*Job:*
Turn the stretch of material from the line containing "UI element localization: list" through the line containing "y-tick-label: 0.8 (1469, 186, 1494, 206)" into a Markdown table with the columns Row and Entry, one line per row, leaving out any blank lines.

*Records:*
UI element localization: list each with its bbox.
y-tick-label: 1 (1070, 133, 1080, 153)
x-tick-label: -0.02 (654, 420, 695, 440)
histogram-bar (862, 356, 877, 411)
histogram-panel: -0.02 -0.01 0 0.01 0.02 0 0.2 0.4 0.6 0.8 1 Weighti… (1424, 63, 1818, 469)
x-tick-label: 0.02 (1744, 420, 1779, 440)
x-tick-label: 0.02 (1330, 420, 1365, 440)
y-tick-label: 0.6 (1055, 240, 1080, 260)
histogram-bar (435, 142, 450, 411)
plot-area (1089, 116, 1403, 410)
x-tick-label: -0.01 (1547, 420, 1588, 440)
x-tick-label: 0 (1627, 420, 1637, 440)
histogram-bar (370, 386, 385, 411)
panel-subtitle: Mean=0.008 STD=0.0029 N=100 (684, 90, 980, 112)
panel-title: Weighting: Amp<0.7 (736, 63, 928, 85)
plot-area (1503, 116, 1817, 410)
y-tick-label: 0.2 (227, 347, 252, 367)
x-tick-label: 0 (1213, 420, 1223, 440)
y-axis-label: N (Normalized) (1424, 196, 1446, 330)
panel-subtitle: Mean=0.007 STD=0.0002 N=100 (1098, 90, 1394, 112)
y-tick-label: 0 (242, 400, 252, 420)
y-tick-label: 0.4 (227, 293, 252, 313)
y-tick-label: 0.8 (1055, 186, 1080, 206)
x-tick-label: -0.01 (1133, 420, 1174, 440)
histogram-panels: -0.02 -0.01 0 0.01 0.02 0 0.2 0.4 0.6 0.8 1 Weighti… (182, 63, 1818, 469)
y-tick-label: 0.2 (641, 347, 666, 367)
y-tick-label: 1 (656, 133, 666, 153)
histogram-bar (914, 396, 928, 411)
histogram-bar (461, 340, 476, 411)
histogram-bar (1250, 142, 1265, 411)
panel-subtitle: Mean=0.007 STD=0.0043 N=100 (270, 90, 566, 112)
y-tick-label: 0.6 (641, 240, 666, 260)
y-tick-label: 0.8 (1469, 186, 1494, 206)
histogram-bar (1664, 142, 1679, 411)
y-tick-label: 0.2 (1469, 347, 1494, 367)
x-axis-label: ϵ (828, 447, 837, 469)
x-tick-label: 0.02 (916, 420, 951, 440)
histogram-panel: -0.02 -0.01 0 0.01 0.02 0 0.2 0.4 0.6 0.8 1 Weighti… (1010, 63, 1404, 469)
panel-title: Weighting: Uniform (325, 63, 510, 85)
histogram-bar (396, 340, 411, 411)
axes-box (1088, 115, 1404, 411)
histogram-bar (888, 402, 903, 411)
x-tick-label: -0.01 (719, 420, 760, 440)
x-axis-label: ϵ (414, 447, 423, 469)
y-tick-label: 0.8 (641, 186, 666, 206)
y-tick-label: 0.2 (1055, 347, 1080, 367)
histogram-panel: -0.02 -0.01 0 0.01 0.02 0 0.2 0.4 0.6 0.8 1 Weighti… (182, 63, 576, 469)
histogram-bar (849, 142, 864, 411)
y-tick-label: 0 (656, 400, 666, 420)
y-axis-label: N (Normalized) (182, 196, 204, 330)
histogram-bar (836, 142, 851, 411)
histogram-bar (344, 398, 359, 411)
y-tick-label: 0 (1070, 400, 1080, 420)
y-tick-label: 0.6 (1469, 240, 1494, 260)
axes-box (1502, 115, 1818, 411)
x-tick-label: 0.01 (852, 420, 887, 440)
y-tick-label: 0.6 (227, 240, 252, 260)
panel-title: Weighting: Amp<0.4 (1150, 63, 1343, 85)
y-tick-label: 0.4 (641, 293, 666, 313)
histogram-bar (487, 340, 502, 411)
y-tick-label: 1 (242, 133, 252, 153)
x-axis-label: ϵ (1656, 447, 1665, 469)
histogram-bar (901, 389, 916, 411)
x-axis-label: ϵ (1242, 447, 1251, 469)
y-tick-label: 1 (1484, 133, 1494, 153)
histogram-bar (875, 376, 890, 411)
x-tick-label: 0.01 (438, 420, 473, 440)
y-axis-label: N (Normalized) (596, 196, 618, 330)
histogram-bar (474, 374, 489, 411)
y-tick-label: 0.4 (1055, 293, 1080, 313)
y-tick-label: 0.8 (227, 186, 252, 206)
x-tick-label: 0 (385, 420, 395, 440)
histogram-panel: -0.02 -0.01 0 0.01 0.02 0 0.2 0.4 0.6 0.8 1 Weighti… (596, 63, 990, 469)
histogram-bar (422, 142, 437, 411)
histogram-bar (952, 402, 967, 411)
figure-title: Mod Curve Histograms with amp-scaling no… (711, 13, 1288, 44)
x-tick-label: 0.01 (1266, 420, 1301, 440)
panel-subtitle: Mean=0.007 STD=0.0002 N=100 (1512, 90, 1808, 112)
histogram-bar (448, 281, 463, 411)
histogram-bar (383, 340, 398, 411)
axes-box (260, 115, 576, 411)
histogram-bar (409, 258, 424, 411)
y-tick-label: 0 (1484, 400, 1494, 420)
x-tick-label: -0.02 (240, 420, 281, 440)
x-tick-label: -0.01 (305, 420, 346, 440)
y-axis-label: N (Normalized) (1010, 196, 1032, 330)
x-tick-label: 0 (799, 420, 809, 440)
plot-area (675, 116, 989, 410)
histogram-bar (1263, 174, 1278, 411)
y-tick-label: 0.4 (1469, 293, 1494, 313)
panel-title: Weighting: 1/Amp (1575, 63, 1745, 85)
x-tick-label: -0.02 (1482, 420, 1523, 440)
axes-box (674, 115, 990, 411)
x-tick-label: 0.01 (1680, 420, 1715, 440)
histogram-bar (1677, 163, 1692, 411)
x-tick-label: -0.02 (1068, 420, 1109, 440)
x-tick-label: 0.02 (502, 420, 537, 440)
...
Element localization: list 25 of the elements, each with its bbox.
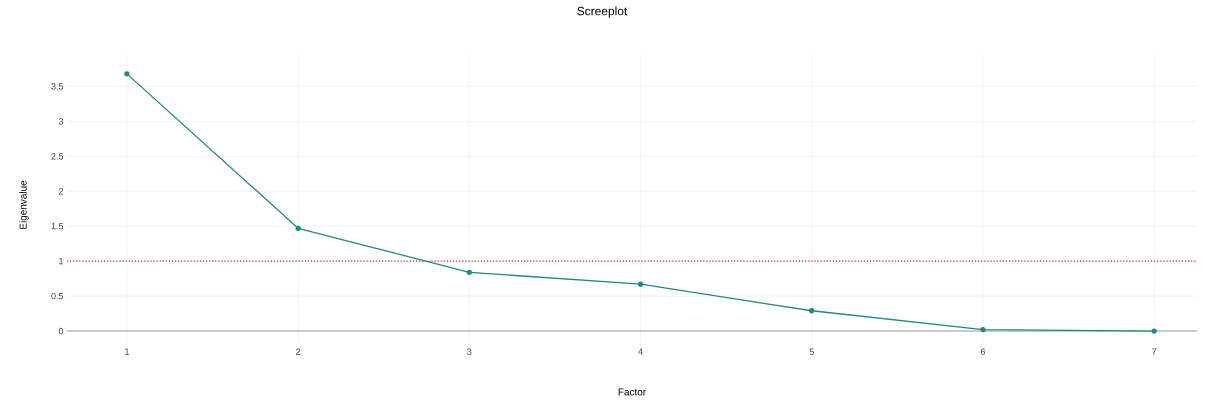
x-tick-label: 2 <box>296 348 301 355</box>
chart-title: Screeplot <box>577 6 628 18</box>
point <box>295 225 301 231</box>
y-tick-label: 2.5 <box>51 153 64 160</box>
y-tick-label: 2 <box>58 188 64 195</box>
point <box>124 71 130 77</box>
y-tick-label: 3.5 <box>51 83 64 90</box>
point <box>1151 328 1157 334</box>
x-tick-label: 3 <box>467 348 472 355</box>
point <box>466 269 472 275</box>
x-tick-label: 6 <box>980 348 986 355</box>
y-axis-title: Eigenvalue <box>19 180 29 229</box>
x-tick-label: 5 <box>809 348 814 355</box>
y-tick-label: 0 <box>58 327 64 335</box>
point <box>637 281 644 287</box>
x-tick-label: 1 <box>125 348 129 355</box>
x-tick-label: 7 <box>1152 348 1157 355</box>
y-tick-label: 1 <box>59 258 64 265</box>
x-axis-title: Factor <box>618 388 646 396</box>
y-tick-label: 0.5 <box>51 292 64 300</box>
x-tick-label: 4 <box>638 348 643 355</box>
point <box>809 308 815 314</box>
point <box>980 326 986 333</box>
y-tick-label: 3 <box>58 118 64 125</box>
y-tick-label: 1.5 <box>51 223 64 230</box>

*Final result:*
| Row | Entry |
|---|---|
| 1 | UI element localization: list each with its bbox. |
| 2 | y-tick-label: 1 (1070, 133, 1080, 153) |
| 3 | x-tick-label: -0.02 (654, 420, 695, 440) |
| 4 | histogram-bar (862, 356, 877, 411) |
| 5 | histogram-panel: -0.02 -0.01 0 0.01 0.02 0 0.2 0.4 0.6 0.8 1 Weighti… (1424, 63, 1818, 469) |
| 6 | x-tick-label: 0.02 (1744, 420, 1779, 440) |
| 7 | x-tick-label: 0.02 (1330, 420, 1365, 440) |
| 8 | y-tick-label: 0.6 (1055, 240, 1080, 260) |
| 9 | histogram-bar (435, 142, 450, 411) |
| 10 | plot-area (1089, 116, 1403, 410) |
| 11 | x-tick-label: -0.01 (1547, 420, 1588, 440) |
| 12 | x-tick-label: 0 (1627, 420, 1637, 440) |
| 13 | histogram-bar (370, 386, 385, 411) |
| 14 | panel-subtitle: Mean=0.008 STD=0.0029 N=100 (684, 90, 980, 112) |
| 15 | panel-title: Weighting: Amp<0.7 (736, 63, 928, 85) |
| 16 | plot-area (1503, 116, 1817, 410) |
| 17 | y-tick-label: 0.2 (227, 347, 252, 367) |
| 18 | x-tick-label: 0 (1213, 420, 1223, 440) |
| 19 | y-axis-label: N (Normalized) (1424, 196, 1446, 330) |
| 20 | panel-subtitle: Mean=0.007 STD=0.0002 N=100 (1098, 90, 1394, 112) |
| 21 | y-tick-label: 0 (242, 400, 252, 420) |
| 22 | y-tick-label: 0.4 (227, 293, 252, 313) |
| 23 | y-tick-label: 0.8 (1055, 186, 1080, 206) |
| 24 | x-tick-label: -0.01 (1133, 420, 1174, 440) |
| 25 | histogram-panels: -0.02 -0.01 0 0.01 0.02 0 0.2 0.4 0.6 0.8 1 Weighti… (182, 63, 1818, 469) |
| 26 | y-tick-label: 0.2 (641, 347, 666, 367) |
| 27 | y-tick-label: 1 (656, 133, 666, 153) |
| 28 | histogram-bar (914, 396, 928, 411) |
| 29 | histogram-bar (461, 340, 476, 411) |
| 30 | histogram-bar (1250, 142, 1265, 411) |
| 31 | panel-subtitle: Mean=0.007 STD=0.0043 N=100 (270, 90, 566, 112) |
| 32 | y-tick-label: 0.6 (641, 240, 666, 260) |
| 33 | y-tick-label: 0.8 (1469, 186, 1494, 206) |